Supplied text below:

How to Configure Logging in Amazon EKS Fargate with Terraform



This content originally appeared on DEV Community and was authored by John Ajera

Amazon EKS on Fargate gives you serverless pods — but you still need logs!
This guide walks you through enabling logging visually and minimally using Terraform.

📘 Why This Matters

By default, Amazon EKS on Fargate doesn’t log application output. You must opt-in using Fluent Bit — a log router that reads from /var/log/containers and pushes logs to CloudWatch. All you need is:

  • EKS cluster using Fargate
  • Pod execution IAM role
  • Terraform

📦 Step 1: Create Logging Namespace

resource "kubernetes_namespace" "aws_observability" {
  metadata {
    name = "aws-observability"

End of Supplied text.
Dataset excerpts below:

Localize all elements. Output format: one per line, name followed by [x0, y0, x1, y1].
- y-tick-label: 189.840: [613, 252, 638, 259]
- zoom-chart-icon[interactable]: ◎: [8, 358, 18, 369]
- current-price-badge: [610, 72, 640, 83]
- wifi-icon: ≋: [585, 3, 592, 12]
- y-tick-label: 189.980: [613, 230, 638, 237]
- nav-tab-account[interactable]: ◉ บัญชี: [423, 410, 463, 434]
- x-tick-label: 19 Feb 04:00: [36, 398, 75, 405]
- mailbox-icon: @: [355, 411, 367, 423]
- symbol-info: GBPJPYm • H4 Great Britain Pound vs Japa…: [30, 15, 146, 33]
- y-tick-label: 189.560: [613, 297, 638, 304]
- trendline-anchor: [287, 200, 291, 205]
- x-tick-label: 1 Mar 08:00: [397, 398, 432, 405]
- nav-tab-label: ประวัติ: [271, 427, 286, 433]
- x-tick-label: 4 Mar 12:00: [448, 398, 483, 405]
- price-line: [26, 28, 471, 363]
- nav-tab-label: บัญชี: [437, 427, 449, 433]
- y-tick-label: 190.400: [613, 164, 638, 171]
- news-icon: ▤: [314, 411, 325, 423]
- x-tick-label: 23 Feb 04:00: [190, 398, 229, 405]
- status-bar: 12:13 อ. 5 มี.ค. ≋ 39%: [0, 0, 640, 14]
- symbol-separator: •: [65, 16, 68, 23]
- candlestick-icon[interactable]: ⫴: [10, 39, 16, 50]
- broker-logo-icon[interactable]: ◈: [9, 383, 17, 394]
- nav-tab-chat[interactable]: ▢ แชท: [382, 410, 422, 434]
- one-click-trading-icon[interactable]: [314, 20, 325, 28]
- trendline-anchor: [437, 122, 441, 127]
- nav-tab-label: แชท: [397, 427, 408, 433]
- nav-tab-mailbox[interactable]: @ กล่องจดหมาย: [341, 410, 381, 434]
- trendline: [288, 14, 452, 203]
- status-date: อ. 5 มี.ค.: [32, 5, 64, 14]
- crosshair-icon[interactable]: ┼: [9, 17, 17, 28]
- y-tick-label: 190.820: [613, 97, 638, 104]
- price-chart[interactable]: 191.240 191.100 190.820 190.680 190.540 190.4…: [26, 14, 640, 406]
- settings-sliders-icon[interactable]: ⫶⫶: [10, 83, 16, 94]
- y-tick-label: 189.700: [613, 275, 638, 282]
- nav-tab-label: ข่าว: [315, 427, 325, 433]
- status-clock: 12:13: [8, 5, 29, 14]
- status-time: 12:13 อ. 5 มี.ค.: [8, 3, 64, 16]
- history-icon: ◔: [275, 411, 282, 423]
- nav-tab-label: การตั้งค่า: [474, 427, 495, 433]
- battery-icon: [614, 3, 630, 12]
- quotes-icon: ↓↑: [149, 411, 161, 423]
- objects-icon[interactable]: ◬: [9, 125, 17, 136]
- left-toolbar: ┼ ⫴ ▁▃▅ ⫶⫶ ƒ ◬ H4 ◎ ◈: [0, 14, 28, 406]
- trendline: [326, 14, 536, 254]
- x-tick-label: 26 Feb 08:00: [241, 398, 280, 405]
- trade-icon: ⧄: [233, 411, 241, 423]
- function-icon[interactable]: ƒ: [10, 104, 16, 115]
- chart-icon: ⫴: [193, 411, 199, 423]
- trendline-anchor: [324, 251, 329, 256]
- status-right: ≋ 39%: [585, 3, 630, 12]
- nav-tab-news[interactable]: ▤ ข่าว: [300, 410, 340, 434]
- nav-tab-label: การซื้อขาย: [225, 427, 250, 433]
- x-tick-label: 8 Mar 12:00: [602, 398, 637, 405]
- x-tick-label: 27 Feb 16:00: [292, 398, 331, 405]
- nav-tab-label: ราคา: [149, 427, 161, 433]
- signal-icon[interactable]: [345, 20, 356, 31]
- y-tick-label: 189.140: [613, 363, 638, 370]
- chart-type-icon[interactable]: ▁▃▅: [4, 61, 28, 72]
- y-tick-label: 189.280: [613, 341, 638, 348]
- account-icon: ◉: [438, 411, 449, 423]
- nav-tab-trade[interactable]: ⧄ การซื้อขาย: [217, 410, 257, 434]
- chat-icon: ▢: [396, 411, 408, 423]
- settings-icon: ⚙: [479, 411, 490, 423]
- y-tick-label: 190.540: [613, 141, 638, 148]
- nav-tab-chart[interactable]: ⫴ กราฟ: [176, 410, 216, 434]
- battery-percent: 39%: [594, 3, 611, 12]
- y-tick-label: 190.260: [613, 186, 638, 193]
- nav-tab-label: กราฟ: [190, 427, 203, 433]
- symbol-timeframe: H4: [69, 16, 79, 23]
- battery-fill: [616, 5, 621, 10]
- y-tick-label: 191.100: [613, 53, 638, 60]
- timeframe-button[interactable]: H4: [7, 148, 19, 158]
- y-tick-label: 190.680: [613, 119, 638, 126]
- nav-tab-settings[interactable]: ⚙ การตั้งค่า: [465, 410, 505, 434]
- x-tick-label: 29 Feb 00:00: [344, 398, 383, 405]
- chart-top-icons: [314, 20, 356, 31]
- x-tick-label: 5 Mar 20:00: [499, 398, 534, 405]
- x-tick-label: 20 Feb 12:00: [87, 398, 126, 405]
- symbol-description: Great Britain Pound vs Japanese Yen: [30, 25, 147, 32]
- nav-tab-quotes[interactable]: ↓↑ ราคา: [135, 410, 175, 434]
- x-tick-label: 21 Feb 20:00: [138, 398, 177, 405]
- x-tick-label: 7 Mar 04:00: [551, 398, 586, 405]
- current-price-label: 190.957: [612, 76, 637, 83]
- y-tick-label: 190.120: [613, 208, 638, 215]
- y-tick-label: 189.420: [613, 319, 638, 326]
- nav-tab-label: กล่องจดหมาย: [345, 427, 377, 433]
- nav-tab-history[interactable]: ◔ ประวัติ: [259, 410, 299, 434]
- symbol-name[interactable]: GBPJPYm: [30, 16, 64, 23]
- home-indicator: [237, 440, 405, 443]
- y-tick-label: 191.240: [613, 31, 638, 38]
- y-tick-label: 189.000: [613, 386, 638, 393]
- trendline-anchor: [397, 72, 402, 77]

End of Dataset excerpts.

#### [Instructions for the task]
Copy out the EKS Fargate logging guide in full, word for word.

#### [Answer space]
How to Configure Logging in Amazon EKS Fargate with Terraform



This content originally appeared on DEV Community and was authored by John Ajera

Amazon EKS on Fargate gives you serverless pods — but you still need logs!
This guide walks you through enabling logging visually and minimally using Terraform.

📘 Why This Matters

By default, Amazon EKS on Fargate doesn’t log application output. You must opt-in using Fluent Bit — a log router that reads from /var/log/containers and pushes logs to CloudWatch. All you need is:

  • EKS cluster using Fargate
  • Pod execution IAM role
  • Terraform

📦 Step 1: Create Logging Namespace

resource "kubernetes_namespace" "aws_observability" {
  metadata {
    name = "aws-observability"